◆ **Exercise task**: From the entries below, gather each line containing the word "некоммерческим".

※ ※ ※

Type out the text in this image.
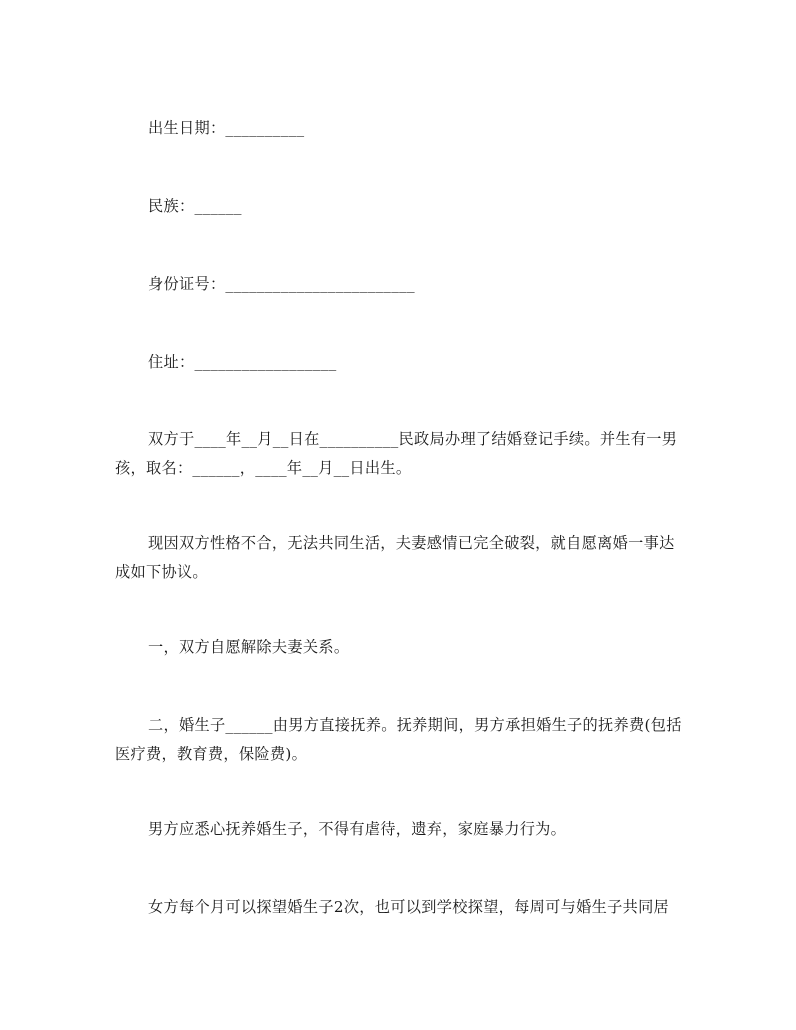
出生日期：__________

民族：______

身份证号：________________________

住址：__________________

双方于____年__月__日在__________民政局办理了结婚登记手续。并生有一男孩，取名：______，____年__月__日出生。

现因双方性格不合，无法共同生活，夫妻感情已完全破裂，就自愿离婚一事达成如下协议。

一，双方自愿解除夫妻关系。

二，婚生子______由男方直接抚养。抚养期间，男方承担婚生子的抚养费(包括医疗费，教育费，保险费)。

男方应悉心抚养婚生子，不得有虐待，遗弃，家庭暴力行为。

女方每个月可以探望婚生子2次，也可以到学校探望，每周可与婚生子共同居
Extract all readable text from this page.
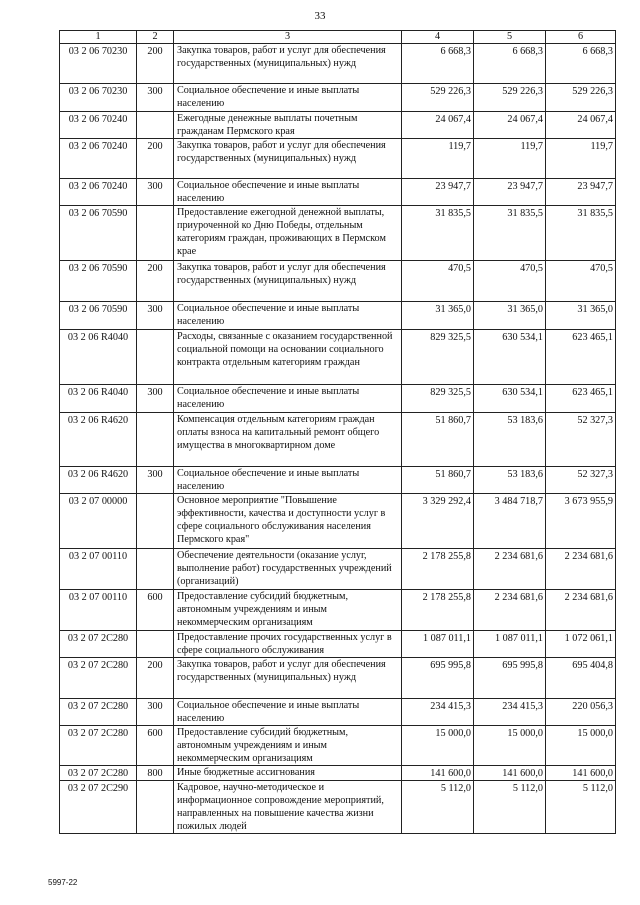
33
1	2	3	4	5	6
03 2 06 70230	200	Закупка товаров, работ и услуг для обеспечения государственных (муниципальных) нужд	6 668,3	6 668,3	6 668,3
03 2 06 70230	300	Социальное обеспечение и иные выплаты населению	529 226,3	529 226,3	529 226,3
03 2 06 70240		Ежегодные денежные выплаты почетным гражданам Пермского края	24 067,4	24 067,4	24 067,4
03 2 06 70240	200	Закупка товаров, работ и услуг для обеспечения государственных (муниципальных) нужд	119,7	119,7	119,7
03 2 06 70240	300	Социальное обеспечение и иные выплаты населению	23 947,7	23 947,7	23 947,7
03 2 06 70590		Предоставление ежегодной денежной выплаты, приуроченной ко Дню Победы, отдельным категориям граждан, проживающих в Пермском крае	31 835,5	31 835,5	31 835,5
03 2 06 70590	200	Закупка товаров, работ и услуг для обеспечения государственных (муниципальных) нужд	470,5	470,5	470,5
03 2 06 70590	300	Социальное обеспечение и иные выплаты населению	31 365,0	31 365,0	31 365,0
03 2 06 R4040		Расходы, связанные с оказанием государственной социальной помощи на основании социального контракта отдельным категориям граждан	829 325,5	630 534,1	623 465,1
03 2 06 R4040	300	Социальное обеспечение и иные выплаты населению	829 325,5	630 534,1	623 465,1
03 2 06 R4620		Компенсация отдельным категориям граждан оплаты взноса на капитальный ремонт общего имущества в многоквартирном доме	51 860,7	53 183,6	52 327,3
03 2 06 R4620	300	Социальное обеспечение и иные выплаты населению	51 860,7	53 183,6	52 327,3
03 2 07 00000		Основное мероприятие "Повышение эффективности, качества и доступности услуг в сфере социального обслуживания населения Пермского края"	3 329 292,4	3 484 718,7	3 673 955,9
03 2 07 00110		Обеспечение деятельности (оказание услуг, выполнение работ) государственных учреждений (организаций)	2 178 255,8	2 234 681,6	2 234 681,6
03 2 07 00110	600	Предоставление субсидий бюджетным, автономным учреждениям и иным некоммерческим организациям	2 178 255,8	2 234 681,6	2 234 681,6
03 2 07 2С280		Предоставление прочих государственных услуг в сфере социального обслуживания	1 087 011,1	1 087 011,1	1 072 061,1
03 2 07 2С280	200	Закупка товаров, работ и услуг для обеспечения государственных (муниципальных) нужд	695 995,8	695 995,8	695 404,8
03 2 07 2С280	300	Социальное обеспечение и иные выплаты населению	234 415,3	234 415,3	220 056,3
03 2 07 2С280	600	Предоставление субсидий бюджетным, автономным учреждениям и иным некоммерческим организациям	15 000,0	15 000,0	15 000,0
03 2 07 2С280	800	Иные бюджетные ассигнования	141 600,0	141 600,0	141 600,0
03 2 07 2С290		Кадровое, научно-методическое и информационное сопровождение мероприятий, направленных на повышение качества жизни пожилых людей	5 112,0	5 112,0	5 112,0
5997-22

※ ※ ※

◆ **Completed task**:
03 2 07 00110	600	Предоставление субсидий бюджетным, автономным учреждениям и иным некоммерческим организациям	2 178 255,8	2 234 681,6	2 234 681,6
03 2 07 2С280	600	Предоставление субсидий бюджетным, автономным учреждениям и иным некоммерческим организациям	15 000,0	15 000,0	15 000,0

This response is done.